Objective. Every line of the records below should be restated exactly.

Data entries
= = = = =

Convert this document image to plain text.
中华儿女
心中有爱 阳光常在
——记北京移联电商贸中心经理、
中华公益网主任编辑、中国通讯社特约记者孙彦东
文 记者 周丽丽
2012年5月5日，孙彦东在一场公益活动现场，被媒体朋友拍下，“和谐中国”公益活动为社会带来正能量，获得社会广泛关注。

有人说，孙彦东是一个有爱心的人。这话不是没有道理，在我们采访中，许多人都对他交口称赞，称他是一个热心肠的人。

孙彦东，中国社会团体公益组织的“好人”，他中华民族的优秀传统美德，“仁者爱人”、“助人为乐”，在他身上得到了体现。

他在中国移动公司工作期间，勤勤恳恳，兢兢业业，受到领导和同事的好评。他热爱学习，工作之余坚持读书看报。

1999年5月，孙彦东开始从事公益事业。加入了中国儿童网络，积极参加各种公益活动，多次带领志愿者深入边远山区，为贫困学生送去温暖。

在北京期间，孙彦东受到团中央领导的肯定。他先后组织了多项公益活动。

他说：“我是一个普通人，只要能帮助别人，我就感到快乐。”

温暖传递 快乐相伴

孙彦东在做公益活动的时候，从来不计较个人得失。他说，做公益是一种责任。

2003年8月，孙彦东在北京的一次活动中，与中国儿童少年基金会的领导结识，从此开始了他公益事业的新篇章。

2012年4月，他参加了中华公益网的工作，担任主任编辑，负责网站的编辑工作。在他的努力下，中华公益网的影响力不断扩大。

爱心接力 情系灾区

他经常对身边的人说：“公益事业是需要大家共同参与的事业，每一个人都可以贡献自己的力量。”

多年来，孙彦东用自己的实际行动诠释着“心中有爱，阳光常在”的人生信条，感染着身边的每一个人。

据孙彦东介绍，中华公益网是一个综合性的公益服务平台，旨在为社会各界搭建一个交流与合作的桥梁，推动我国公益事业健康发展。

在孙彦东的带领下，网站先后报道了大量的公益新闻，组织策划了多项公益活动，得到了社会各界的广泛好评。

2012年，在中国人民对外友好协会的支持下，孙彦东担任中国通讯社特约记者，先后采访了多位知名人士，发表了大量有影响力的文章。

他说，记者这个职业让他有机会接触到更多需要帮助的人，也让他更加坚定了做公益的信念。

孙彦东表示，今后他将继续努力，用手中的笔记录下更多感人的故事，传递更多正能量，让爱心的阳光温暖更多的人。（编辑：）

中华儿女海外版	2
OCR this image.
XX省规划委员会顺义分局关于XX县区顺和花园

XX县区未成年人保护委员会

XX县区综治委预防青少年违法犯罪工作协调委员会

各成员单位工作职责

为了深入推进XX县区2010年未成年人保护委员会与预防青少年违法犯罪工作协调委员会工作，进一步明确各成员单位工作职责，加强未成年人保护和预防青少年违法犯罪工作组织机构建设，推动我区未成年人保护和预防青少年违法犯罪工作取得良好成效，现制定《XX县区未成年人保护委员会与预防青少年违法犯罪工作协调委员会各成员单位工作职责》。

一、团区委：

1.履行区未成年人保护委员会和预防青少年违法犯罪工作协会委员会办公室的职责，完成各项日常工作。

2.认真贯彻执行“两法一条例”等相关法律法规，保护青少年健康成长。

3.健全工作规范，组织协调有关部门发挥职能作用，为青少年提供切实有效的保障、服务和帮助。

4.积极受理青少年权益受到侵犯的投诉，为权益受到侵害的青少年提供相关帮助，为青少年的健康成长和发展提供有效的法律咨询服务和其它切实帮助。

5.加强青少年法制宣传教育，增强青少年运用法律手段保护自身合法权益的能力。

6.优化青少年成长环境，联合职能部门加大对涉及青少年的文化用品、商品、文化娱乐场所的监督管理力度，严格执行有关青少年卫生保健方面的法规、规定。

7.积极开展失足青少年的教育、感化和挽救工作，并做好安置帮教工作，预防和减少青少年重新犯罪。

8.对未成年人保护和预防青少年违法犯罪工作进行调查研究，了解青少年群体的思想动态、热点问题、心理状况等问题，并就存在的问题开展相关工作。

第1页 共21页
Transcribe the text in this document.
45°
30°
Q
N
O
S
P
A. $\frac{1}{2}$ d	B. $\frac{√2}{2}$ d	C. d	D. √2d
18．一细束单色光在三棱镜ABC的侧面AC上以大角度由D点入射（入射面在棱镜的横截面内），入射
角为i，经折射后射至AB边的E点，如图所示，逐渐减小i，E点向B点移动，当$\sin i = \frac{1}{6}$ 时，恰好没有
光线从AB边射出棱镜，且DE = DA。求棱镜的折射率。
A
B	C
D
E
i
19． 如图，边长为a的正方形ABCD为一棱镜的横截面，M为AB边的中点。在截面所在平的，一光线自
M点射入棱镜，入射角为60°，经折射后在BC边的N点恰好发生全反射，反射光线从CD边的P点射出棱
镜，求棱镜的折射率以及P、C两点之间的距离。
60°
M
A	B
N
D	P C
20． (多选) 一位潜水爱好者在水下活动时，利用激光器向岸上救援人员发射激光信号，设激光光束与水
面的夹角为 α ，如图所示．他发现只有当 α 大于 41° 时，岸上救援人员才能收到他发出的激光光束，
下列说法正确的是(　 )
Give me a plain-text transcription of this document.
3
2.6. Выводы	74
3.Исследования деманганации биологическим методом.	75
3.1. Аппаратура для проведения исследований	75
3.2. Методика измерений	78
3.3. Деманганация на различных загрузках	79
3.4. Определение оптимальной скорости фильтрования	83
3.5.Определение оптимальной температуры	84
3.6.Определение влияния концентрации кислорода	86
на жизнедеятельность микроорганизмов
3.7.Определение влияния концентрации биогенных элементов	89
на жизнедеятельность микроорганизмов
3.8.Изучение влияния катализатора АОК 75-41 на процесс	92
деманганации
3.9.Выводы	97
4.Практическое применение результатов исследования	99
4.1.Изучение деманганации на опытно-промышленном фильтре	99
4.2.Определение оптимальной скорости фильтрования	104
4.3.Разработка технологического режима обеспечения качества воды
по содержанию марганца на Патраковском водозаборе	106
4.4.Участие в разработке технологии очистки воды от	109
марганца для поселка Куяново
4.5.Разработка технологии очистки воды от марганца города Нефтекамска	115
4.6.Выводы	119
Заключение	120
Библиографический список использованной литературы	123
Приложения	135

= = = = =

Worked answer.
Convert this document image to plain text.
中华儿女
心中有爱 阳光常在
——记北京移联电商贸中心经理、
中华公益网主任编辑、中国通讯社特约记者孙彦东
文 记者 周丽丽
2012年5月5日，孙彦东在一场公益活动现场，被媒体朋友拍下，“和谐中国”公益活动为社会带来正能量，获得社会广泛关注。

有人说，孙彦东是一个有爱心的人。这话不是没有道理，在我们采访中，许多人都对他交口称赞，称他是一个热心肠的人。

孙彦东，中国社会团体公益组织的“好人”，他中华民族的优秀传统美德，“仁者爱人”、“助人为乐”，在他身上得到了体现。

他在中国移动公司工作期间，勤勤恳恳，兢兢业业，受到领导和同事的好评。他热爱学习，工作之余坚持读书看报。

1999年5月，孙彦东开始从事公益事业。加入了中国儿童网络，积极参加各种公益活动，多次带领志愿者深入边远山区，为贫困学生送去温暖。

在北京期间，孙彦东受到团中央领导的肯定。他先后组织了多项公益活动。

他说：“我是一个普通人，只要能帮助别人，我就感到快乐。”

温暖传递 快乐相伴

孙彦东在做公益活动的时候，从来不计较个人得失。他说，做公益是一种责任。

2003年8月，孙彦东在北京的一次活动中，与中国儿童少年基金会的领导结识，从此开始了他公益事业的新篇章。

2012年4月，他参加了中华公益网的工作，担任主任编辑，负责网站的编辑工作。在他的努力下，中华公益网的影响力不断扩大。

爱心接力 情系灾区

他经常对身边的人说：“公益事业是需要大家共同参与的事业，每一个人都可以贡献自己的力量。”

多年来，孙彦东用自己的实际行动诠释着“心中有爱，阳光常在”的人生信条，感染着身边的每一个人。

据孙彦东介绍，中华公益网是一个综合性的公益服务平台，旨在为社会各界搭建一个交流与合作的桥梁，推动我国公益事业健康发展。

在孙彦东的带领下，网站先后报道了大量的公益新闻，组织策划了多项公益活动，得到了社会各界的广泛好评。

2012年，在中国人民对外友好协会的支持下，孙彦东担任中国通讯社特约记者，先后采访了多位知名人士，发表了大量有影响力的文章。

他说，记者这个职业让他有机会接触到更多需要帮助的人，也让他更加坚定了做公益的信念。

孙彦东表示，今后他将继续努力，用手中的笔记录下更多感人的故事，传递更多正能量，让爱心的阳光温暖更多的人。（编辑：）

中华儿女海外版	2
OCR this image.
XX省规划委员会顺义分局关于XX县区顺和花园

XX县区未成年人保护委员会

XX县区综治委预防青少年违法犯罪工作协调委员会

各成员单位工作职责

为了深入推进XX县区2010年未成年人保护委员会与预防青少年违法犯罪工作协调委员会工作，进一步明确各成员单位工作职责，加强未成年人保护和预防青少年违法犯罪工作组织机构建设，推动我区未成年人保护和预防青少年违法犯罪工作取得良好成效，现制定《XX县区未成年人保护委员会与预防青少年违法犯罪工作协调委员会各成员单位工作职责》。

一、团区委：

1.履行区未成年人保护委员会和预防青少年违法犯罪工作协会委员会办公室的职责，完成各项日常工作。

2.认真贯彻执行“两法一条例”等相关法律法规，保护青少年健康成长。

3.健全工作规范，组织协调有关部门发挥职能作用，为青少年提供切实有效的保障、服务和帮助。

4.积极受理青少年权益受到侵犯的投诉，为权益受到侵害的青少年提供相关帮助，为青少年的健康成长和发展提供有效的法律咨询服务和其它切实帮助。

5.加强青少年法制宣传教育，增强青少年运用法律手段保护自身合法权益的能力。

6.优化青少年成长环境，联合职能部门加大对涉及青少年的文化用品、商品、文化娱乐场所的监督管理力度，严格执行有关青少年卫生保健方面的法规、规定。

7.积极开展失足青少年的教育、感化和挽救工作，并做好安置帮教工作，预防和减少青少年重新犯罪。

8.对未成年人保护和预防青少年违法犯罪工作进行调查研究，了解青少年群体的思想动态、热点问题、心理状况等问题，并就存在的问题开展相关工作。

第1页 共21页
Transcribe the text in this document.
45°
30°
Q
N
O
S
P
A. $\frac{1}{2}$ d	B. $\frac{√2}{2}$ d	C. d	D. √2d
18．一细束单色光在三棱镜ABC的侧面AC上以大角度由D点入射（入射面在棱镜的横截面内），入射
角为i，经折射后射至AB边的E点，如图所示，逐渐减小i，E点向B点移动，当$\sin i = \frac{1}{6}$ 时，恰好没有
光线从AB边射出棱镜，且DE = DA。求棱镜的折射率。
A
B	C
D
E
i
19． 如图，边长为a的正方形ABCD为一棱镜的横截面，M为AB边的中点。在截面所在平的，一光线自
M点射入棱镜，入射角为60°，经折射后在BC边的N点恰好发生全反射，反射光线从CD边的P点射出棱
镜，求棱镜的折射率以及P、C两点之间的距离。
60°
M
A	B
N
D	P C
20． (多选) 一位潜水爱好者在水下活动时，利用激光器向岸上救援人员发射激光信号，设激光光束与水
面的夹角为 α ，如图所示．他发现只有当 α 大于 41° 时，岸上救援人员才能收到他发出的激光光束，
下列说法正确的是(　 )
Give me a plain-text transcription of this document.
3
2.6. Выводы	74
3.Исследования деманганации биологическим методом.	75
3.1. Аппаратура для проведения исследований	75
3.2. Методика измерений	78
3.3. Деманганация на различных загрузках	79
3.4. Определение оптимальной скорости фильтрования	83
3.5.Определение оптимальной температуры	84
3.6.Определение влияния концентрации кислорода	86
на жизнедеятельность микроорганизмов
3.7.Определение влияния концентрации биогенных элементов	89
на жизнедеятельность микроорганизмов
3.8.Изучение влияния катализатора АОК 75-41 на процесс	92
деманганации
3.9.Выводы	97
4.Практическое применение результатов исследования	99
4.1.Изучение деманганации на опытно-промышленном фильтре	99
4.2.Определение оптимальной скорости фильтрования	104
4.3.Разработка технологического режима обеспечения качества воды
по содержанию марганца на Патраковском водозаборе	106
4.4.Участие в разработке технологии очистки воды от	109
марганца для поселка Куяново
4.5.Разработка технологии очистки воды от марганца города Нефтекамска	115
4.6.Выводы	119
Заключение	120
Библиографический список использованной литературы	123
Приложения	135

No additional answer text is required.